Written problem: Extract the full set of records that follows, word for word.

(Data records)
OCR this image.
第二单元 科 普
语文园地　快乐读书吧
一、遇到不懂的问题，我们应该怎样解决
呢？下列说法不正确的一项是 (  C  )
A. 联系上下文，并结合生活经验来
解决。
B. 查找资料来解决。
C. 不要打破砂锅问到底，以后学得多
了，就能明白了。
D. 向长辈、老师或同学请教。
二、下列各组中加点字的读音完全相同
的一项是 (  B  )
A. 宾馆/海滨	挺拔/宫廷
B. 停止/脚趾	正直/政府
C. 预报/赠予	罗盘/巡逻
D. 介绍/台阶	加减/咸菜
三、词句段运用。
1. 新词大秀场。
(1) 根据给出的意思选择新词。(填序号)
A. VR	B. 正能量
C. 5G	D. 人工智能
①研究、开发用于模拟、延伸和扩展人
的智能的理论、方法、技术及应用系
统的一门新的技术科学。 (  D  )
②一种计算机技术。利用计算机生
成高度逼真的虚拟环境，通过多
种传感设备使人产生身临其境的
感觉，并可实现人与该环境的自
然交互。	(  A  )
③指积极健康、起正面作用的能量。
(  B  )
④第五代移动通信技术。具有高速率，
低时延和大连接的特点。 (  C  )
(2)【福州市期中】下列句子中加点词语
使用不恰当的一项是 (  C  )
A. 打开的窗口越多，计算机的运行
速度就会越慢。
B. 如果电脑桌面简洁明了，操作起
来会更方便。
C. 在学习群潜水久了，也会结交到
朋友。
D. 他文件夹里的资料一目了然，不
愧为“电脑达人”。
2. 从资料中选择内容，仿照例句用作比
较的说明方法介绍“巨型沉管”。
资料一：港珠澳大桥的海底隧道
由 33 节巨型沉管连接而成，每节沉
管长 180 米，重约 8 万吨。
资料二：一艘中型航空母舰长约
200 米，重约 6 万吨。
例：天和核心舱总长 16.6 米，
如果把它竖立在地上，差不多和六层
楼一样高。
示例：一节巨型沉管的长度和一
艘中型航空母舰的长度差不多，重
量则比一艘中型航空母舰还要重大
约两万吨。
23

Response:
OCR this image.
第二单元 科 普
语文园地　快乐读书吧
一、遇到不懂的问题，我们应该怎样解决
呢？下列说法不正确的一项是 (  C  )
A. 联系上下文，并结合生活经验来
解决。
B. 查找资料来解决。
C. 不要打破砂锅问到底，以后学得多
了，就能明白了。
D. 向长辈、老师或同学请教。
二、下列各组中加点字的读音完全相同
的一项是 (  B  )
A. 宾馆/海滨	挺拔/宫廷
B. 停止/脚趾	正直/政府
C. 预报/赠予	罗盘/巡逻
D. 介绍/台阶	加减/咸菜
三、词句段运用。
1. 新词大秀场。
(1) 根据给出的意思选择新词。(填序号)
A. VR	B. 正能量
C. 5G	D. 人工智能
①研究、开发用于模拟、延伸和扩展人
的智能的理论、方法、技术及应用系
统的一门新的技术科学。 (  D  )
②一种计算机技术。利用计算机生
成高度逼真的虚拟环境，通过多
种传感设备使人产生身临其境的
感觉，并可实现人与该环境的自
然交互。	(  A  )
③指积极健康、起正面作用的能量。
(  B  )
④第五代移动通信技术。具有高速率，
低时延和大连接的特点。 (  C  )
(2)【福州市期中】下列句子中加点词语
使用不恰当的一项是 (  C  )
A. 打开的窗口越多，计算机的运行
速度就会越慢。
B. 如果电脑桌面简洁明了，操作起
来会更方便。
C. 在学习群潜水久了，也会结交到
朋友。
D. 他文件夹里的资料一目了然，不
愧为“电脑达人”。
2. 从资料中选择内容，仿照例句用作比
较的说明方法介绍“巨型沉管”。
资料一：港珠澳大桥的海底隧道
由 33 节巨型沉管连接而成，每节沉
管长 180 米，重约 8 万吨。
资料二：一艘中型航空母舰长约
200 米，重约 6 万吨。
例：天和核心舱总长 16.6 米，
如果把它竖立在地上，差不多和六层
楼一样高。
示例：一节巨型沉管的长度和一
艘中型航空母舰的长度差不多，重
量则比一艘中型航空母舰还要重大
约两万吨。
23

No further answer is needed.